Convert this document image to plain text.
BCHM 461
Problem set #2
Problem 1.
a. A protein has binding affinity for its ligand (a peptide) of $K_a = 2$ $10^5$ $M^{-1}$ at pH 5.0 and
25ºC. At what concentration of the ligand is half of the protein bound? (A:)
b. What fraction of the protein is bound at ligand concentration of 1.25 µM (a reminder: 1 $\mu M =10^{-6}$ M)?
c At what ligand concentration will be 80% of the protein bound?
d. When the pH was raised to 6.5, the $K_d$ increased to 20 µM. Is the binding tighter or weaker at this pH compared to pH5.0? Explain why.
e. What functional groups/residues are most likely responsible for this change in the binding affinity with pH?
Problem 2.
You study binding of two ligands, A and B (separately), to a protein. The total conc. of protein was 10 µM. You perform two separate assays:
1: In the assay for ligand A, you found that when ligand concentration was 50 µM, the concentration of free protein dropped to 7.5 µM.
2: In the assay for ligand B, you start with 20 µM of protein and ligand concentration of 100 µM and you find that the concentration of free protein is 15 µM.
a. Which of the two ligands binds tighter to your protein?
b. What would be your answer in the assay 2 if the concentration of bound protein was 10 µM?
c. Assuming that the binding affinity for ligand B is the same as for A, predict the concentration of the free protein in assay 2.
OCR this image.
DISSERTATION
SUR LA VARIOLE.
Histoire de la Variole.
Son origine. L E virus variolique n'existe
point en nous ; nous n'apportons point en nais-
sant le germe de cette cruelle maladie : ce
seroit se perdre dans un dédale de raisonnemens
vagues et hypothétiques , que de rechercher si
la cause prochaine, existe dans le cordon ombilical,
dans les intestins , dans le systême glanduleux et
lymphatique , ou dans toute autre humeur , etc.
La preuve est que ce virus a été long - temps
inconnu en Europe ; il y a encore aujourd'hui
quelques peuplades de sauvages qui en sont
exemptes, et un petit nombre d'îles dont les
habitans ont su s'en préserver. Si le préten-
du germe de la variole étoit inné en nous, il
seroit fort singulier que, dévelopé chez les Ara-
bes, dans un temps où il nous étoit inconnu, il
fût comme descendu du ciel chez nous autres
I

• [WHAT TO PRODUCE]: After reading through the material, report every line that holds "your".

• [RESULT]:
a. Which of the two ligands binds tighter to your protein?
b. What would be your answer in the assay 2 if the concentration of bound protein was 10 µM?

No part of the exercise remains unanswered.